[Lines of data]
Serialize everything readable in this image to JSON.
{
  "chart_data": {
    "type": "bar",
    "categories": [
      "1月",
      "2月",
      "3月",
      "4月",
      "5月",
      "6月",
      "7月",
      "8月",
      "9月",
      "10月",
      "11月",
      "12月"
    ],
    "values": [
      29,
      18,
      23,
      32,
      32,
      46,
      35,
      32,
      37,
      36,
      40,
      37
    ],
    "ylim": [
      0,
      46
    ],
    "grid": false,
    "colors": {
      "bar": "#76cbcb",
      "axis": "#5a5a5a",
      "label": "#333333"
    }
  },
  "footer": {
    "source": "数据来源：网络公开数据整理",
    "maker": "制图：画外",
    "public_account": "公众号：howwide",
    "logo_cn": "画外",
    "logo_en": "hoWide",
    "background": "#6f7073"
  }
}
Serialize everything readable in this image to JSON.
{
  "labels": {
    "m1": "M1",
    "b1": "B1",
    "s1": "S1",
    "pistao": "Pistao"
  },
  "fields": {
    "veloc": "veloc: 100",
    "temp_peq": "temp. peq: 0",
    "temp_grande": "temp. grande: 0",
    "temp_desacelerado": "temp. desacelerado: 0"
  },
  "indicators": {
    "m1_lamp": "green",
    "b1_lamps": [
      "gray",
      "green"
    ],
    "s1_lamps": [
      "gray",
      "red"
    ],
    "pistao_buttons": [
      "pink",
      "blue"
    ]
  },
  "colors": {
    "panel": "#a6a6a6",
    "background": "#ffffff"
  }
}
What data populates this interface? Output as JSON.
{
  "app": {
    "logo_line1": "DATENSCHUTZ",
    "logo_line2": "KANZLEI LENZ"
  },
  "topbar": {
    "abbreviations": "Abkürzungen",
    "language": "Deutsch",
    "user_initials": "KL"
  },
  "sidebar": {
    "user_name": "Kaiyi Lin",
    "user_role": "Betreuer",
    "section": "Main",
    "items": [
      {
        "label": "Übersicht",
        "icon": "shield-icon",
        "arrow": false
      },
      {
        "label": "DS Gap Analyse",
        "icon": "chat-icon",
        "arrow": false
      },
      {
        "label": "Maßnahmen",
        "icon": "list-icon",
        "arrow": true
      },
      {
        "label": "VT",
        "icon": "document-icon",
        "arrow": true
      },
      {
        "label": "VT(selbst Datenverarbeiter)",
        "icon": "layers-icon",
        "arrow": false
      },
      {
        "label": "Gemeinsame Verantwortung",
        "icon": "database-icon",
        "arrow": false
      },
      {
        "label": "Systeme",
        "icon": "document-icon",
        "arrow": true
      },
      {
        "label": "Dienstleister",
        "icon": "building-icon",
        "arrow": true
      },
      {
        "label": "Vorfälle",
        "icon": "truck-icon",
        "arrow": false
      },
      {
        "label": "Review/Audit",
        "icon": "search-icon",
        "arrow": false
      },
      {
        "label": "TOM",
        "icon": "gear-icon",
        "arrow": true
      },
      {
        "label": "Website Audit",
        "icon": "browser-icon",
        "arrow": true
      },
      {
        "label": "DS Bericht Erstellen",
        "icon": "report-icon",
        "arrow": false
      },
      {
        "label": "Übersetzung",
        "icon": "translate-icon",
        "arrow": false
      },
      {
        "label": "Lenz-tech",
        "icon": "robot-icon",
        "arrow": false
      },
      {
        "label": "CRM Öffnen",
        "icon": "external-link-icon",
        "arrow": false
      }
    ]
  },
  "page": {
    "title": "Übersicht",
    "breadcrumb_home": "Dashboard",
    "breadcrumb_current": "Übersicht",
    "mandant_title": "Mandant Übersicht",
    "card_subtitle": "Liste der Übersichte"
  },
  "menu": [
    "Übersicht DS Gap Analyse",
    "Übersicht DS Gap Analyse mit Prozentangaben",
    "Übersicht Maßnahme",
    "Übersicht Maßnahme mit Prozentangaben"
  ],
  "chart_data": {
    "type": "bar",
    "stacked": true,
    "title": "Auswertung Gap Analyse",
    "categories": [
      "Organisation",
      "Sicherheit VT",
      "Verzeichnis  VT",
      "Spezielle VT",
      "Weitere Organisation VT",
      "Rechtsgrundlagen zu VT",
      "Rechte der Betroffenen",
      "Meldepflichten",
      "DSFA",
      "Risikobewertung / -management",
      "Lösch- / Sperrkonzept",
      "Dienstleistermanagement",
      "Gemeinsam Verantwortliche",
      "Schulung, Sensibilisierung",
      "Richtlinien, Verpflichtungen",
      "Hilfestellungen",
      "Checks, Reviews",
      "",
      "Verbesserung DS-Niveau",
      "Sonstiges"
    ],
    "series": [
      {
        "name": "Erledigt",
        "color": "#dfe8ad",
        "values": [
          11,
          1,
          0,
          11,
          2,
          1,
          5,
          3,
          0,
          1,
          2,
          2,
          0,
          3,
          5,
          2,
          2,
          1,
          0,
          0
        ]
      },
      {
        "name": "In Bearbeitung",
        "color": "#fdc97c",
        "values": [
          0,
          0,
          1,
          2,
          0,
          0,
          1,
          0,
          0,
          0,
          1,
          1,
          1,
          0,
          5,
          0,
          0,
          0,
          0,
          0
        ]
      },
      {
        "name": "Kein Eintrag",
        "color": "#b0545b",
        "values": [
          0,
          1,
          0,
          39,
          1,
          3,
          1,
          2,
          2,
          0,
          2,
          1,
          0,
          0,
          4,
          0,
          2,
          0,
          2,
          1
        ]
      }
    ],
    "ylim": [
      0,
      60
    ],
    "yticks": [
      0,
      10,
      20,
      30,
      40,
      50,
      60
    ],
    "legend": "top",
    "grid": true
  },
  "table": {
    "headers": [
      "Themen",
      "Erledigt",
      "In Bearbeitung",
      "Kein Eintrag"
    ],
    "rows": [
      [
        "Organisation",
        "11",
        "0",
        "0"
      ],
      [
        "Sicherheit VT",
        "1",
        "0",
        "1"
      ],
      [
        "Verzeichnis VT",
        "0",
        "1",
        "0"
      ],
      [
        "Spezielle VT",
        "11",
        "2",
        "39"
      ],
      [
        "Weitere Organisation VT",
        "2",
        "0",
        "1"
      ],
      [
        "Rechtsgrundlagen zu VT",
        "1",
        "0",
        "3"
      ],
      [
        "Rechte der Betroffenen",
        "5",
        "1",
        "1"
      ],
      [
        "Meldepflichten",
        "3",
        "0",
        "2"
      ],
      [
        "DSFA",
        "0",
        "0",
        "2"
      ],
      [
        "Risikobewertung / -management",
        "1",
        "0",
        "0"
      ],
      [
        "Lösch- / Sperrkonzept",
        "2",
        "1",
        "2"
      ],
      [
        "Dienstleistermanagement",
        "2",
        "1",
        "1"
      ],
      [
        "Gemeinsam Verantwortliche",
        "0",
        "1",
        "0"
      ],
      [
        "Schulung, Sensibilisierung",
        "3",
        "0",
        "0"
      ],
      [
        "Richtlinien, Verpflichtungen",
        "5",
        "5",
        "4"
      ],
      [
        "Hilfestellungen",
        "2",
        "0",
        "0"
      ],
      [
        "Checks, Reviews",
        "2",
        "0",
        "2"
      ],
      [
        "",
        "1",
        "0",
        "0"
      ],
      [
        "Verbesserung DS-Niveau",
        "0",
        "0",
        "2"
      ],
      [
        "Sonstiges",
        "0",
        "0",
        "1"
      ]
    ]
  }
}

Direction
Return all the data exactly as given.

Answer to this exercise
Serialize everything readable in this image to JSON.
{
  "chart_data": {
    "type": "bar",
    "categories": [
      "1月",
      "2月",
      "3月",
      "4月",
      "5月",
      "6月",
      "7月",
      "8月",
      "9月",
      "10月",
      "11月",
      "12月"
    ],
    "values": [
      29,
      18,
      23,
      32,
      32,
      46,
      35,
      32,
      37,
      36,
      40,
      37
    ],
    "ylim": [
      0,
      46
    ],
    "grid": false,
    "colors": {
      "bar": "#76cbcb",
      "axis": "#5a5a5a",
      "label": "#333333"
    }
  },
  "footer": {
    "source": "数据来源：网络公开数据整理",
    "maker": "制图：画外",
    "public_account": "公众号：howwide",
    "logo_cn": "画外",
    "logo_en": "hoWide",
    "background": "#6f7073"
  }
}
Serialize everything readable in this image to JSON.
{
  "labels": {
    "m1": "M1",
    "b1": "B1",
    "s1": "S1",
    "pistao": "Pistao"
  },
  "fields": {
    "veloc": "veloc: 100",
    "temp_peq": "temp. peq: 0",
    "temp_grande": "temp. grande: 0",
    "temp_desacelerado": "temp. desacelerado: 0"
  },
  "indicators": {
    "m1_lamp": "green",
    "b1_lamps": [
      "gray",
      "green"
    ],
    "s1_lamps": [
      "gray",
      "red"
    ],
    "pistao_buttons": [
      "pink",
      "blue"
    ]
  },
  "colors": {
    "panel": "#a6a6a6",
    "background": "#ffffff"
  }
}
What data populates this interface? Output as JSON.
{
  "app": {
    "logo_line1": "DATENSCHUTZ",
    "logo_line2": "KANZLEI LENZ"
  },
  "topbar": {
    "abbreviations": "Abkürzungen",
    "language": "Deutsch",
    "user_initials": "KL"
  },
  "sidebar": {
    "user_name": "Kaiyi Lin",
    "user_role": "Betreuer",
    "section": "Main",
    "items": [
      {
        "label": "Übersicht",
        "icon": "shield-icon",
        "arrow": false
      },
      {
        "label": "DS Gap Analyse",
        "icon": "chat-icon",
        "arrow": false
      },
      {
        "label": "Maßnahmen",
        "icon": "list-icon",
        "arrow": true
      },
      {
        "label": "VT",
        "icon": "document-icon",
        "arrow": true
      },
      {
        "label": "VT(selbst Datenverarbeiter)",
        "icon": "layers-icon",
        "arrow": false
      },
      {
        "label": "Gemeinsame Verantwortung",
        "icon": "database-icon",
        "arrow": false
      },
      {
        "label": "Systeme",
        "icon": "document-icon",
        "arrow": true
      },
      {
        "label": "Dienstleister",
        "icon": "building-icon",
        "arrow": true
      },
      {
        "label": "Vorfälle",
        "icon": "truck-icon",
        "arrow": false
      },
      {
        "label": "Review/Audit",
        "icon": "search-icon",
        "arrow": false
      },
      {
        "label": "TOM",
        "icon": "gear-icon",
        "arrow": true
      },
      {
        "label": "Website Audit",
        "icon": "browser-icon",
        "arrow": true
      },
      {
        "label": "DS Bericht Erstellen",
        "icon": "report-icon",
        "arrow": false
      },
      {
        "label": "Übersetzung",
        "icon": "translate-icon",
        "arrow": false
      },
      {
        "label": "Lenz-tech",
        "icon": "robot-icon",
        "arrow": false
      },
      {
        "label": "CRM Öffnen",
        "icon": "external-link-icon",
        "arrow": false
      }
    ]
  },
  "page": {
    "title": "Übersicht",
    "breadcrumb_home": "Dashboard",
    "breadcrumb_current": "Übersicht",
    "mandant_title": "Mandant Übersicht",
    "card_subtitle": "Liste der Übersichte"
  },
  "menu": [
    "Übersicht DS Gap Analyse",
    "Übersicht DS Gap Analyse mit Prozentangaben",
    "Übersicht Maßnahme",
    "Übersicht Maßnahme mit Prozentangaben"
  ],
  "chart_data": {
    "type": "bar",
    "stacked": true,
    "title": "Auswertung Gap Analyse",
    "categories": [
      "Organisation",
      "Sicherheit VT",
      "Verzeichnis  VT",
      "Spezielle VT",
      "Weitere Organisation VT",
      "Rechtsgrundlagen zu VT",
      "Rechte der Betroffenen",
      "Meldepflichten",
      "DSFA",
      "Risikobewertung / -management",
      "Lösch- / Sperrkonzept",
      "Dienstleistermanagement",
      "Gemeinsam Verantwortliche",
      "Schulung, Sensibilisierung",
      "Richtlinien, Verpflichtungen",
      "Hilfestellungen",
      "Checks, Reviews",
      "",
      "Verbesserung DS-Niveau",
      "Sonstiges"
    ],
    "series": [
      {
        "name": "Erledigt",
        "color": "#dfe8ad",
        "values": [
          11,
          1,
          0,
          11,
          2,
          1,
          5,
          3,
          0,
          1,
          2,
          2,
          0,
          3,
          5,
          2,
          2,
          1,
          0,
          0
        ]
      },
      {
        "name": "In Bearbeitung",
        "color": "#fdc97c",
        "values": [
          0,
          0,
          1,
          2,
          0,
          0,
          1,
          0,
          0,
          0,
          1,
          1,
          1,
          0,
          5,
          0,
          0,
          0,
          0,
          0
        ]
      },
      {
        "name": "Kein Eintrag",
        "color": "#b0545b",
        "values": [
          0,
          1,
          0,
          39,
          1,
          3,
          1,
          2,
          2,
          0,
          2,
          1,
          0,
          0,
          4,
          0,
          2,
          0,
          2,
          1
        ]
      }
    ],
    "ylim": [
      0,
      60
    ],
    "yticks": [
      0,
      10,
      20,
      30,
      40,
      50,
      60
    ],
    "legend": "top",
    "grid": true
  },
  "table": {
    "headers": [
      "Themen",
      "Erledigt",
      "In Bearbeitung",
      "Kein Eintrag"
    ],
    "rows": [
      [
        "Organisation",
        "11",
        "0",
        "0"
      ],
      [
        "Sicherheit VT",
        "1",
        "0",
        "1"
      ],
      [
        "Verzeichnis VT",
        "0",
        "1",
        "0"
      ],
      [
        "Spezielle VT",
        "11",
        "2",
        "39"
      ],
      [
        "Weitere Organisation VT",
        "2",
        "0",
        "1"
      ],
      [
        "Rechtsgrundlagen zu VT",
        "1",
        "0",
        "3"
      ],
      [
        "Rechte der Betroffenen",
        "5",
        "1",
        "1"
      ],
      [
        "Meldepflichten",
        "3",
        "0",
        "2"
      ],
      [
        "DSFA",
        "0",
        "0",
        "2"
      ],
      [
        "Risikobewertung / -management",
        "1",
        "0",
        "0"
      ],
      [
        "Lösch- / Sperrkonzept",
        "2",
        "1",
        "2"
      ],
      [
        "Dienstleistermanagement",
        "2",
        "1",
        "1"
      ],
      [
        "Gemeinsam Verantwortliche",
        "0",
        "1",
        "0"
      ],
      [
        "Schulung, Sensibilisierung",
        "3",
        "0",
        "0"
      ],
      [
        "Richtlinien, Verpflichtungen",
        "5",
        "5",
        "4"
      ],
      [
        "Hilfestellungen",
        "2",
        "0",
        "0"
      ],
      [
        "Checks, Reviews",
        "2",
        "0",
        "2"
      ],
      [
        "",
        "1",
        "0",
        "0"
      ],
      [
        "Verbesserung DS-Niveau",
        "0",
        "0",
        "2"
      ],
      [
        "Sonstiges",
        "0",
        "0",
        "1"
      ]
    ]
  }
}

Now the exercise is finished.